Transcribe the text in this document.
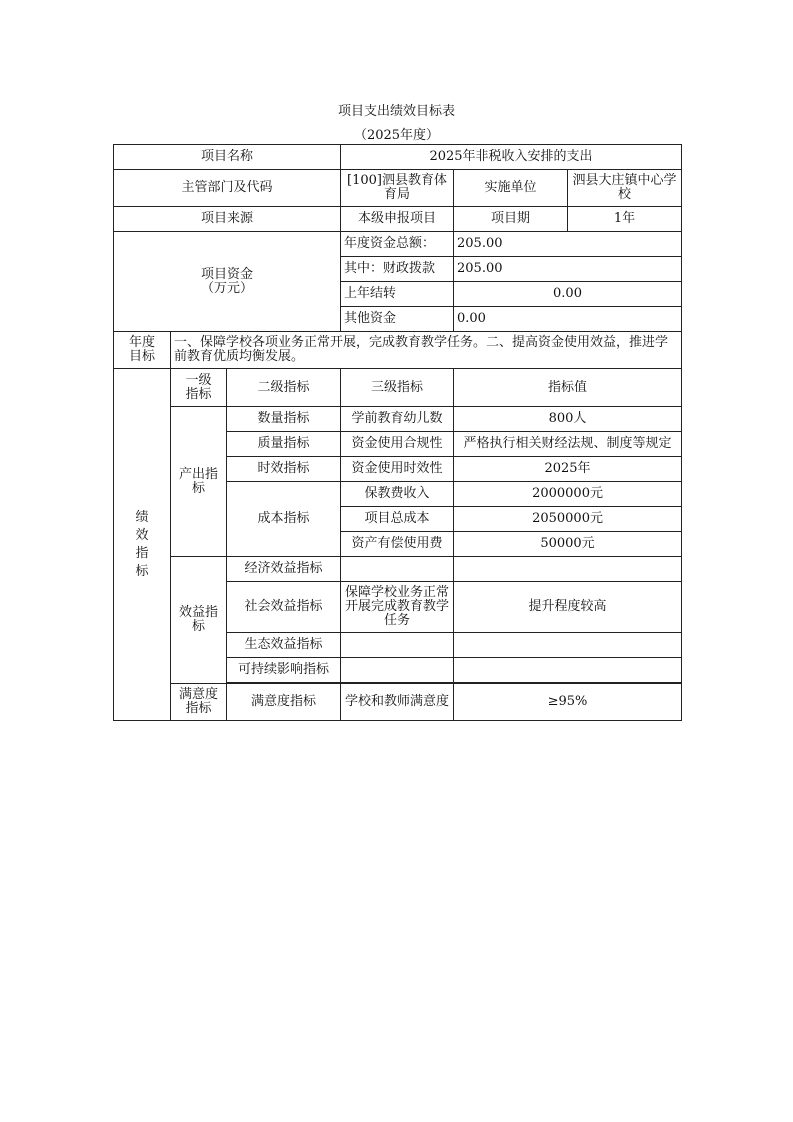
项目支出绩效目标表
（2025年度）
项目名称			2025年非税收入安排的支出		
主管部门及代码			[100]泗县教育体育局	实施单位	泗县大庄镇中心学校
项目来源			本级申报项目	项目期	1年
项目资金（万元）			年度资金总额：	205.00	
			其中：财政拨款	205.00	
			上年结转	0.00	
			其他资金	0.00	
年度目标	一、保障学校各项业务正常开展，完成教育教学任务。二、提高资金使用效益，推进学前教育优质均衡发展。				
绩效指标	一级指标	二级指标	三级指标	指标值	
	产出指标	数量指标	学前教育幼儿数	800人	
		质量指标	资金使用合规性	严格执行相关财经法规、制度等规定	
		时效指标	资金使用时效性	2025年	
		成本指标	保教费收入	2000000元	
			项目总成本	2050000元	
			资产有偿使用费	50000元	
	效益指标	经济效益指标			
		社会效益指标	保障学校业务正常开展完成教育教学任务	提升程度较高	
		生态效益指标			
		可持续影响指标			

	满意度指标	满意度指标	学校和教师满意度	≥95%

* **CHALLENGE**
Transcribe all the data word for word; the images stay out.

* **REPLY**
Transcribe the text in this document.
项目支出绩效目标表
（2025年度）
项目名称			2025年非税收入安排的支出		
主管部门及代码			[100]泗县教育体育局	实施单位	泗县大庄镇中心学校
项目来源			本级申报项目	项目期	1年
项目资金（万元）			年度资金总额：	205.00	
			其中：财政拨款	205.00	
			上年结转	0.00	
			其他资金	0.00	
年度目标	一、保障学校各项业务正常开展，完成教育教学任务。二、提高资金使用效益，推进学前教育优质均衡发展。				
绩效指标	一级指标	二级指标	三级指标	指标值	
	产出指标	数量指标	学前教育幼儿数	800人	
		质量指标	资金使用合规性	严格执行相关财经法规、制度等规定	
		时效指标	资金使用时效性	2025年	
		成本指标	保教费收入	2000000元	
			项目总成本	2050000元	
			资产有偿使用费	50000元	
	效益指标	经济效益指标			
		社会效益指标	保障学校业务正常开展完成教育教学任务	提升程度较高	
		生态效益指标			
		可持续影响指标			

	满意度指标	满意度指标	学校和教师满意度	≥95%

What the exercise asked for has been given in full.